* start *

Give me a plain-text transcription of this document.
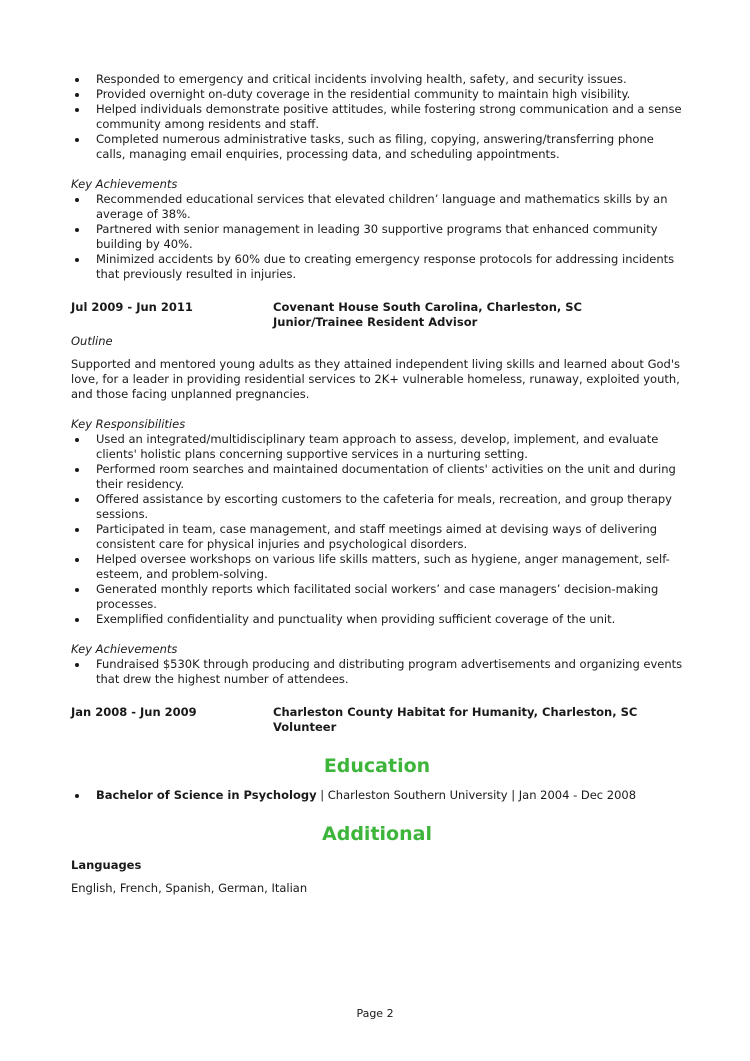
Responded to emergency and critical incidents involving health, safety, and security issues.
Provided overnight on-duty coverage in the residential community to maintain high visibility.
Helped individuals demonstrate positive attitudes, while fostering strong communication and a sense community among residents and staff.
Completed numerous administrative tasks, such as filing, copying, answering/transferring phone calls, managing email enquiries, processing data, and scheduling appointments.
Key Achievements
Recommended educational services that elevated children’ language and mathematics skills by an average of 38%.
Partnered with senior management in leading 30 supportive programs that enhanced community building by 40%.
Minimized accidents by 60% due to creating emergency response protocols for addressing incidents that previously resulted in injuries.
Jul 2009 - Jun 2011	Covenant House South Carolina, Charleston, SC
Junior/Trainee Resident Advisor
Outline
Supported and mentored young adults as they attained independent living skills and learned about God's love, for a leader in providing residential services to 2K+ vulnerable homeless, runaway, exploited youth, and those facing unplanned pregnancies.
Key Responsibilities
Used an integrated/multidisciplinary team approach to assess, develop, implement, and evaluate clients' holistic plans concerning supportive services in a nurturing setting.
Performed room searches and maintained documentation of clients' activities on the unit and during their residency.
Offered assistance by escorting customers to the cafeteria for meals, recreation, and group therapy sessions.
Participated in team, case management, and staff meetings aimed at devising ways of delivering consistent care for physical injuries and psychological disorders.
Helped oversee workshops on various life skills matters, such as hygiene, anger management, self-esteem, and problem-solving.
Generated monthly reports which facilitated social workers’ and case managers’ decision-making processes.
Exemplified confidentiality and punctuality when providing sufficient coverage of the unit.
Key Achievements
Fundraised $530K through producing and distributing program advertisements and organizing events that drew the highest number of attendees.
Jan 2008 - Jun 2009	Charleston County Habitat for Humanity, Charleston, SC
Volunteer
Education
Bachelor of Science in Psychology | Charleston Southern University | Jan 2004 - Dec 2008
Additional
Languages
English, French, Spanish, German, Italian
Page 2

* end *

Select from the material above each line in which the string "such" appears, and list those lines.

Completed numerous administrative tasks, such as filing, copying, answering/transferring phone calls, managing email enquiries, processing data, and scheduling appointments.
Helped oversee workshops on various life skills matters, such as hygiene, anger management, self-esteem, and problem-solving.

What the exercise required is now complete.